▶ [Exercise]: Below are some entries. Output each one exactly as it appears.

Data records
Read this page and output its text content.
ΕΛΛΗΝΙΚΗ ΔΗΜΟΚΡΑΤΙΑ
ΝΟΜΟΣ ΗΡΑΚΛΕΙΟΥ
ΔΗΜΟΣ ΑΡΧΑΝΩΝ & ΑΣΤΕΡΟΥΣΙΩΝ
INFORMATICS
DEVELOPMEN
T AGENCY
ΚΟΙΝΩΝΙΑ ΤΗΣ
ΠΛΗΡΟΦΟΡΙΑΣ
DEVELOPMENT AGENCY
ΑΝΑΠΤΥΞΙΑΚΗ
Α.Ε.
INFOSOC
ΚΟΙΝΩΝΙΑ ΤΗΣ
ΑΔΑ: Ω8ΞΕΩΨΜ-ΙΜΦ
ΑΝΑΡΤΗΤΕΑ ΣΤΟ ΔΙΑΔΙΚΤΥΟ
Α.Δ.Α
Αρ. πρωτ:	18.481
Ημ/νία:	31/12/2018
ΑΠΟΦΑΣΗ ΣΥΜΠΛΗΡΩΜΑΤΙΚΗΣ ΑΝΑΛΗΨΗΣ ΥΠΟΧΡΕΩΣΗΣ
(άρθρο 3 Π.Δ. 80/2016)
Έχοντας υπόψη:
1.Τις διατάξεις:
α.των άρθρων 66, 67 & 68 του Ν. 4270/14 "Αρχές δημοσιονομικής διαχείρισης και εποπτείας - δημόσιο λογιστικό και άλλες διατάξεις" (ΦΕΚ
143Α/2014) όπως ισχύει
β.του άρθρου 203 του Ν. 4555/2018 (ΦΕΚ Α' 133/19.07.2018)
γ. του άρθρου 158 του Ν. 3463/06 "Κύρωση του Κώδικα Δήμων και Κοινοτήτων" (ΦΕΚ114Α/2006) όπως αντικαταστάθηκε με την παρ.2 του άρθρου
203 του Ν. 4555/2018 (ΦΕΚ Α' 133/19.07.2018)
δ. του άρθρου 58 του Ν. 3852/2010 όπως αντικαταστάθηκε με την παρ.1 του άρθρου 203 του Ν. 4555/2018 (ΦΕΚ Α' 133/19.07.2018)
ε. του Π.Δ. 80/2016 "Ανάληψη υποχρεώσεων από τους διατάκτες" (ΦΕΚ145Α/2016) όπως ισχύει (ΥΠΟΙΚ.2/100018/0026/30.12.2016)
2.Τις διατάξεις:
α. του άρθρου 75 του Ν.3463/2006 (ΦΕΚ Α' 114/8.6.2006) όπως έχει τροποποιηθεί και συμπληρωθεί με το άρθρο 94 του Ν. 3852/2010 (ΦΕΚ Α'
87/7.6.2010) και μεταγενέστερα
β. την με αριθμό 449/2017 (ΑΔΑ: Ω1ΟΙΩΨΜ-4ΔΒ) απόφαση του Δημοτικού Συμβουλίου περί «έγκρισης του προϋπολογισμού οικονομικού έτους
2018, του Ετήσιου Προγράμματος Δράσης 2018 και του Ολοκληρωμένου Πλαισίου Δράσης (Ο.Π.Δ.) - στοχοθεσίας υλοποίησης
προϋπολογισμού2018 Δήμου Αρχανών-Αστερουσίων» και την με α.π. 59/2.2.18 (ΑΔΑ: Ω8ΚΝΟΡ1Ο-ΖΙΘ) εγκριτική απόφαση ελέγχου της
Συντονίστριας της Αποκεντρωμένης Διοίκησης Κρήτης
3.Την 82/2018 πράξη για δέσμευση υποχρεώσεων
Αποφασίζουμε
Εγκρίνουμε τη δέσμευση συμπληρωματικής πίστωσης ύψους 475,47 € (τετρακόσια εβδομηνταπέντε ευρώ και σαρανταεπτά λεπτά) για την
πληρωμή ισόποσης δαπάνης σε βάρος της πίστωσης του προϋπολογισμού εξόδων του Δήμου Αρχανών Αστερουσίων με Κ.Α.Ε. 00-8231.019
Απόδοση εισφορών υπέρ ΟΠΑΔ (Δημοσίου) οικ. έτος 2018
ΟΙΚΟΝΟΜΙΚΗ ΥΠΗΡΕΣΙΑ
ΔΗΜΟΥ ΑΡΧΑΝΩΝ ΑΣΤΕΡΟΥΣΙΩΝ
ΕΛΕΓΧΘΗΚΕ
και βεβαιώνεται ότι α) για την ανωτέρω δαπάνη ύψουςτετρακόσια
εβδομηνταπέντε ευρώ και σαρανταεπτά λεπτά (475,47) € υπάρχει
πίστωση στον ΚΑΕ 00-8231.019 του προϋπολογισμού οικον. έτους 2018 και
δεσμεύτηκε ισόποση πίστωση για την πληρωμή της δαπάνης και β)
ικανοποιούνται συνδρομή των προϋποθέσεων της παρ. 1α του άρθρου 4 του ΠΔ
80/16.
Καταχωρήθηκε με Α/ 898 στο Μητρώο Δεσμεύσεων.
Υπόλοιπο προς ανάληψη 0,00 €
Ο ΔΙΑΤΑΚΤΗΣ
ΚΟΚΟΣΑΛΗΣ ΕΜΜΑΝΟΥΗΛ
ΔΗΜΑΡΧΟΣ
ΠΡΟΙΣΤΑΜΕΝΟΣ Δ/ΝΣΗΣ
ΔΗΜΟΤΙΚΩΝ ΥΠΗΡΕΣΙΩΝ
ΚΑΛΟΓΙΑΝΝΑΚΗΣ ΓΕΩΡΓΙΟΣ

▶ [Result of this task]:
Read this page and output its text content.
ΕΛΛΗΝΙΚΗ ΔΗΜΟΚΡΑΤΙΑ
ΝΟΜΟΣ ΗΡΑΚΛΕΙΟΥ
ΔΗΜΟΣ ΑΡΧΑΝΩΝ & ΑΣΤΕΡΟΥΣΙΩΝ
INFORMATICS
DEVELOPMEN
T AGENCY
ΚΟΙΝΩΝΙΑ ΤΗΣ
ΠΛΗΡΟΦΟΡΙΑΣ
DEVELOPMENT AGENCY
ΑΝΑΠΤΥΞΙΑΚΗ
Α.Ε.
INFOSOC
ΚΟΙΝΩΝΙΑ ΤΗΣ
ΑΔΑ: Ω8ΞΕΩΨΜ-ΙΜΦ
ΑΝΑΡΤΗΤΕΑ ΣΤΟ ΔΙΑΔΙΚΤΥΟ
Α.Δ.Α
Αρ. πρωτ:	18.481
Ημ/νία:	31/12/2018
ΑΠΟΦΑΣΗ ΣΥΜΠΛΗΡΩΜΑΤΙΚΗΣ ΑΝΑΛΗΨΗΣ ΥΠΟΧΡΕΩΣΗΣ
(άρθρο 3 Π.Δ. 80/2016)
Έχοντας υπόψη:
1.Τις διατάξεις:
α.των άρθρων 66, 67 & 68 του Ν. 4270/14 "Αρχές δημοσιονομικής διαχείρισης και εποπτείας - δημόσιο λογιστικό και άλλες διατάξεις" (ΦΕΚ
143Α/2014) όπως ισχύει
β.του άρθρου 203 του Ν. 4555/2018 (ΦΕΚ Α' 133/19.07.2018)
γ. του άρθρου 158 του Ν. 3463/06 "Κύρωση του Κώδικα Δήμων και Κοινοτήτων" (ΦΕΚ114Α/2006) όπως αντικαταστάθηκε με την παρ.2 του άρθρου
203 του Ν. 4555/2018 (ΦΕΚ Α' 133/19.07.2018)
δ. του άρθρου 58 του Ν. 3852/2010 όπως αντικαταστάθηκε με την παρ.1 του άρθρου 203 του Ν. 4555/2018 (ΦΕΚ Α' 133/19.07.2018)
ε. του Π.Δ. 80/2016 "Ανάληψη υποχρεώσεων από τους διατάκτες" (ΦΕΚ145Α/2016) όπως ισχύει (ΥΠΟΙΚ.2/100018/0026/30.12.2016)
2.Τις διατάξεις:
α. του άρθρου 75 του Ν.3463/2006 (ΦΕΚ Α' 114/8.6.2006) όπως έχει τροποποιηθεί και συμπληρωθεί με το άρθρο 94 του Ν. 3852/2010 (ΦΕΚ Α'
87/7.6.2010) και μεταγενέστερα
β. την με αριθμό 449/2017 (ΑΔΑ: Ω1ΟΙΩΨΜ-4ΔΒ) απόφαση του Δημοτικού Συμβουλίου περί «έγκρισης του προϋπολογισμού οικονομικού έτους
2018, του Ετήσιου Προγράμματος Δράσης 2018 και του Ολοκληρωμένου Πλαισίου Δράσης (Ο.Π.Δ.) - στοχοθεσίας υλοποίησης
προϋπολογισμού2018 Δήμου Αρχανών-Αστερουσίων» και την με α.π. 59/2.2.18 (ΑΔΑ: Ω8ΚΝΟΡ1Ο-ΖΙΘ) εγκριτική απόφαση ελέγχου της
Συντονίστριας της Αποκεντρωμένης Διοίκησης Κρήτης
3.Την 82/2018 πράξη για δέσμευση υποχρεώσεων
Αποφασίζουμε
Εγκρίνουμε τη δέσμευση συμπληρωματικής πίστωσης ύψους 475,47 € (τετρακόσια εβδομηνταπέντε ευρώ και σαρανταεπτά λεπτά) για την
πληρωμή ισόποσης δαπάνης σε βάρος της πίστωσης του προϋπολογισμού εξόδων του Δήμου Αρχανών Αστερουσίων με Κ.Α.Ε. 00-8231.019
Απόδοση εισφορών υπέρ ΟΠΑΔ (Δημοσίου) οικ. έτος 2018
ΟΙΚΟΝΟΜΙΚΗ ΥΠΗΡΕΣΙΑ
ΔΗΜΟΥ ΑΡΧΑΝΩΝ ΑΣΤΕΡΟΥΣΙΩΝ
ΕΛΕΓΧΘΗΚΕ
και βεβαιώνεται ότι α) για την ανωτέρω δαπάνη ύψουςτετρακόσια
εβδομηνταπέντε ευρώ και σαρανταεπτά λεπτά (475,47) € υπάρχει
πίστωση στον ΚΑΕ 00-8231.019 του προϋπολογισμού οικον. έτους 2018 και
δεσμεύτηκε ισόποση πίστωση για την πληρωμή της δαπάνης και β)
ικανοποιούνται συνδρομή των προϋποθέσεων της παρ. 1α του άρθρου 4 του ΠΔ
80/16.
Καταχωρήθηκε με Α/ 898 στο Μητρώο Δεσμεύσεων.
Υπόλοιπο προς ανάληψη 0,00 €
Ο ΔΙΑΤΑΚΤΗΣ
ΚΟΚΟΣΑΛΗΣ ΕΜΜΑΝΟΥΗΛ
ΔΗΜΑΡΧΟΣ
ΠΡΟΙΣΤΑΜΕΝΟΣ Δ/ΝΣΗΣ
ΔΗΜΟΤΙΚΩΝ ΥΠΗΡΕΣΙΩΝ
ΚΑΛΟΓΙΑΝΝΑΚΗΣ ΓΕΩΡΓΙΟΣ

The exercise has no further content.